## [Task description]
All lines holding the string "each" are to be shown.

Data records
>>>>>

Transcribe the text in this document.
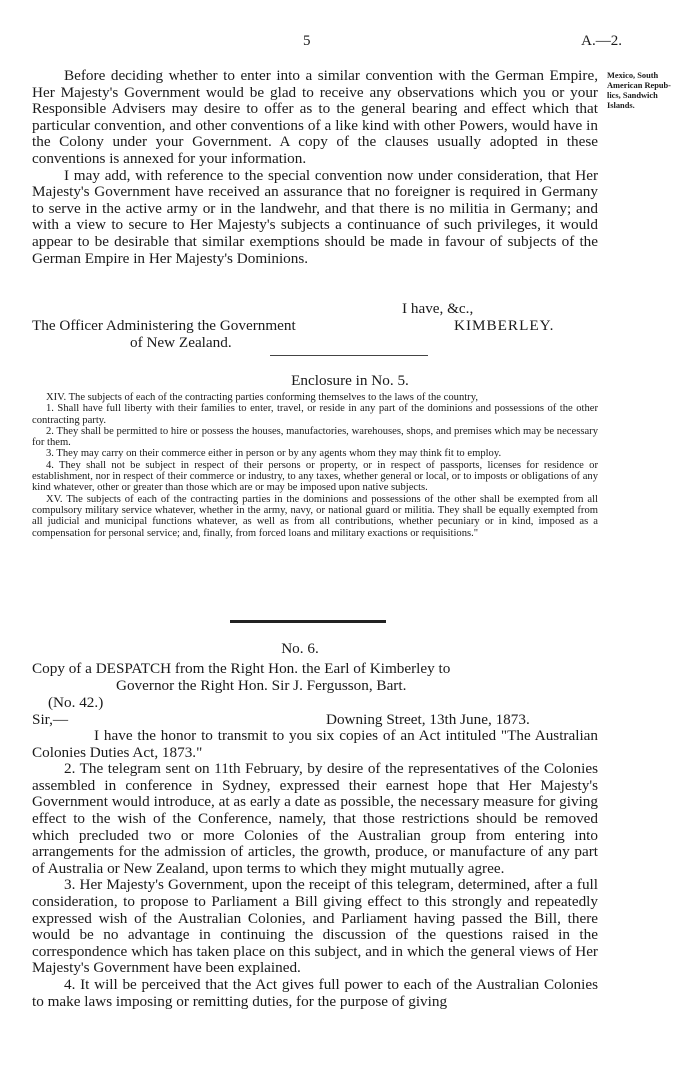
5	A.—2.
Mexico, South
American Repub-
lics, Sandwich
Islands.

Before deciding whether to enter into a similar convention with the German Empire, Her Majesty's Government would be glad to receive any observations which you or your Responsible Advisers may desire to offer as to the general bearing and effect which that particular convention, and other conventions of a like kind with other Powers, would have in the Colony under your Government. A copy of the clauses usually adopted in these conventions is annexed for your information.

I may add, with reference to the special convention now under consideration, that Her Majesty's Government have received an assurance that no foreigner is required in Germany to serve in the active army or in the landwehr, and that there is no militia in Germany; and with a view to secure to Her Majesty's subjects a continuance of such privileges, it would appear to be desirable that similar exemptions should be made in favour of subjects of the German Empire in Her Majesty's Dominions.

I have, &c.,
The Officer Administering the Government	KIMBERLEY.
of New Zealand.
Enclosure in No. 5.

XIV. The subjects of each of the contracting parties conforming themselves to the laws of the country,

1. Shall have full liberty with their families to enter, travel, or reside in any part of the dominions and possessions of the other contracting party.

2. They shall be permitted to hire or possess the houses, manufactories, warehouses, shops, and premises which may be necessary for them.

3. They may carry on their commerce either in person or by any agents whom they may think fit to employ.

4. They shall not be subject in respect of their persons or property, or in respect of passports, licenses for residence or establishment, nor in respect of their commerce or industry, to any taxes, whether general or local, or to imposts or obligations of any kind whatever, other or greater than those which are or may be imposed upon native subjects.

XV. The subjects of each of the contracting parties in the dominions and possessions of the other shall be exempted from all compulsory military service whatever, whether in the army, navy, or national guard or militia. They shall be equally exempted from all judicial and municipal functions whatever, as well as from all contributions, whether pecuniary or in kind, imposed as a compensation for personal service; and, finally, from forced loans and military exactions or requisitions."

No. 6.
Copy of a DESPATCH from the Right Hon. the Earl of Kimberley to
Governor the Right Hon. Sir J. Fergusson, Bart.
(No. 42.)
Sir,—	Downing Street, 13th June, 1873.

I have the honor to transmit to you six copies of an Act intituled "The Australian Colonies Duties Act, 1873."

2. The telegram sent on 11th February, by desire of the representatives of the Colonies assembled in conference in Sydney, expressed their earnest hope that Her Majesty's Government would introduce, at as early a date as possible, the necessary measure for giving effect to the wish of the Conference, namely, that those restrictions should be removed which precluded two or more Colonies of the Australian group from entering into arrangements for the admission of articles, the growth, produce, or manufacture of any part of Australia or New Zealand, upon terms to which they might mutually agree.

3. Her Majesty's Government, upon the receipt of this telegram, determined, after a full consideration, to propose to Parliament a Bill giving effect to this strongly and repeatedly expressed wish of the Australian Colonies, and Parliament having passed the Bill, there would be no advantage in continuing the discussion of the questions raised in the correspondence which has taken place on this subject, and in which the general views of Her Majesty's Government have been explained.

4. It will be perceived that the Act gives full power to each of the Australian Colonies to make laws imposing or remitting duties, for the purpose of giving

<<<<<

## [Output]
XIV. The subjects of each of the contracting parties conforming themselves to the laws of the country,
XV. The subjects of each of the contracting parties in the dominions and possessions of the other shall be exempted from all compulsory military service whatever, whether in the army, navy, or national guard or militia. They shall be equally exempted from all judicial and municipal functions whatever, as well as from all contributions, whether pecuniary or in kind, imposed as a compensation for personal service; and, finally, from forced loans and military exactions or requisitions."
4. It will be perceived that the Act gives full power to each of the Australian Colonies to make laws imposing or remitting duties, for the purpose of giving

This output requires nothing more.